Excerpted records:
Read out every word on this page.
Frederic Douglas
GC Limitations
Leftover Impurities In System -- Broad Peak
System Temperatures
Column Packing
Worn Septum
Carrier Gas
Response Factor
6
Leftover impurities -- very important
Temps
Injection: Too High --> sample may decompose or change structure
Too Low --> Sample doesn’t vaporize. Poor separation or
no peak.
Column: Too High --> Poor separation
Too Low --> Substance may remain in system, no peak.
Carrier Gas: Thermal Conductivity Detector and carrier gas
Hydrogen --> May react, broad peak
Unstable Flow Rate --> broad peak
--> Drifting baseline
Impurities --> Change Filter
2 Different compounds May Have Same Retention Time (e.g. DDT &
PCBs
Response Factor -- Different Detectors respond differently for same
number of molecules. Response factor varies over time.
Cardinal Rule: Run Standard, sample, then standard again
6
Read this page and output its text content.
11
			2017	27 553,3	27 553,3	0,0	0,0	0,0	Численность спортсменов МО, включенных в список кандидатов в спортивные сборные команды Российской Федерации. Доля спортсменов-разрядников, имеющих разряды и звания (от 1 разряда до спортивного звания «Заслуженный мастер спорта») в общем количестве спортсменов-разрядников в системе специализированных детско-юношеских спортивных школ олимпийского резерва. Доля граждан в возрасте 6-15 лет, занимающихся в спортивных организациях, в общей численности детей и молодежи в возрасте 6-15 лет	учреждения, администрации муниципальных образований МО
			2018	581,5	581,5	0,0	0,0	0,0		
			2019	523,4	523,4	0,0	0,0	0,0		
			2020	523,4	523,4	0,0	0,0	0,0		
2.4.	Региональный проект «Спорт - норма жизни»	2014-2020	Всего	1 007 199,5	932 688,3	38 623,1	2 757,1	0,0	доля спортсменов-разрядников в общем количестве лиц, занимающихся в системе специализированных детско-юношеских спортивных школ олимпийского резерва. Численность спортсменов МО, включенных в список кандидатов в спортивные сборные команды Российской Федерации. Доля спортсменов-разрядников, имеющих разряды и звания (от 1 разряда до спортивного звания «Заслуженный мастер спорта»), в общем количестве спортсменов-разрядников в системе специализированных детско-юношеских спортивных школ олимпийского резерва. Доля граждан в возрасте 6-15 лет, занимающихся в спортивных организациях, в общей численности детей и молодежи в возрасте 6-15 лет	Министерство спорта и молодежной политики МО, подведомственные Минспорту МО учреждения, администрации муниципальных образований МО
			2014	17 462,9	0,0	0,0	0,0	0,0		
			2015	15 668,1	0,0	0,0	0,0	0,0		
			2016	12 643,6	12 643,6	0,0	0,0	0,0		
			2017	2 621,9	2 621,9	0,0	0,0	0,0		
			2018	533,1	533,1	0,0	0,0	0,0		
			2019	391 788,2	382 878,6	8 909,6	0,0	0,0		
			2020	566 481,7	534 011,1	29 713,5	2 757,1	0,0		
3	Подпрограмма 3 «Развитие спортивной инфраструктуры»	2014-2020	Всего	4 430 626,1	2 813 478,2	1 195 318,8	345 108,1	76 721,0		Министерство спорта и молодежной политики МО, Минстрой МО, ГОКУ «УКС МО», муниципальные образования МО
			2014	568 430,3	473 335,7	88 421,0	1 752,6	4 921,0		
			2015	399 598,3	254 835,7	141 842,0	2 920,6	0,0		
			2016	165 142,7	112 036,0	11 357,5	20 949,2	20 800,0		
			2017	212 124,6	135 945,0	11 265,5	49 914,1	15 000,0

Exercise:
Repeat all entries. Match them exactly.

Solution to this task:
Read out every word on this page.
Frederic Douglas
GC Limitations
Leftover Impurities In System -- Broad Peak
System Temperatures
Column Packing
Worn Septum
Carrier Gas
Response Factor
6
Leftover impurities -- very important
Temps
Injection: Too High --> sample may decompose or change structure
Too Low --> Sample doesn’t vaporize. Poor separation or
no peak.
Column: Too High --> Poor separation
Too Low --> Substance may remain in system, no peak.
Carrier Gas: Thermal Conductivity Detector and carrier gas
Hydrogen --> May react, broad peak
Unstable Flow Rate --> broad peak
--> Drifting baseline
Impurities --> Change Filter
2 Different compounds May Have Same Retention Time (e.g. DDT &
PCBs
Response Factor -- Different Detectors respond differently for same
number of molecules. Response factor varies over time.
Cardinal Rule: Run Standard, sample, then standard again
6
Read this page and output its text content.
11
			2017	27 553,3	27 553,3	0,0	0,0	0,0	Численность спортсменов МО, включенных в список кандидатов в спортивные сборные команды Российской Федерации. Доля спортсменов-разрядников, имеющих разряды и звания (от 1 разряда до спортивного звания «Заслуженный мастер спорта») в общем количестве спортсменов-разрядников в системе специализированных детско-юношеских спортивных школ олимпийского резерва. Доля граждан в возрасте 6-15 лет, занимающихся в спортивных организациях, в общей численности детей и молодежи в возрасте 6-15 лет	учреждения, администрации муниципальных образований МО
			2018	581,5	581,5	0,0	0,0	0,0		
			2019	523,4	523,4	0,0	0,0	0,0		
			2020	523,4	523,4	0,0	0,0	0,0		
2.4.	Региональный проект «Спорт - норма жизни»	2014-2020	Всего	1 007 199,5	932 688,3	38 623,1	2 757,1	0,0	доля спортсменов-разрядников в общем количестве лиц, занимающихся в системе специализированных детско-юношеских спортивных школ олимпийского резерва. Численность спортсменов МО, включенных в список кандидатов в спортивные сборные команды Российской Федерации. Доля спортсменов-разрядников, имеющих разряды и звания (от 1 разряда до спортивного звания «Заслуженный мастер спорта»), в общем количестве спортсменов-разрядников в системе специализированных детско-юношеских спортивных школ олимпийского резерва. Доля граждан в возрасте 6-15 лет, занимающихся в спортивных организациях, в общей численности детей и молодежи в возрасте 6-15 лет	Министерство спорта и молодежной политики МО, подведомственные Минспорту МО учреждения, администрации муниципальных образований МО
			2014	17 462,9	0,0	0,0	0,0	0,0		
			2015	15 668,1	0,0	0,0	0,0	0,0		
			2016	12 643,6	12 643,6	0,0	0,0	0,0		
			2017	2 621,9	2 621,9	0,0	0,0	0,0		
			2018	533,1	533,1	0,0	0,0	0,0		
			2019	391 788,2	382 878,6	8 909,6	0,0	0,0		
			2020	566 481,7	534 011,1	29 713,5	2 757,1	0,0		
3	Подпрограмма 3 «Развитие спортивной инфраструктуры»	2014-2020	Всего	4 430 626,1	2 813 478,2	1 195 318,8	345 108,1	76 721,0		Министерство спорта и молодежной политики МО, Минстрой МО, ГОКУ «УКС МО», муниципальные образования МО
			2014	568 430,3	473 335,7	88 421,0	1 752,6	4 921,0		
			2015	399 598,3	254 835,7	141 842,0	2 920,6	0,0		
			2016	165 142,7	112 036,0	11 357,5	20 949,2	20 800,0		
			2017	212 124,6	135 945,0	11 265,5	49 914,1	15 000,0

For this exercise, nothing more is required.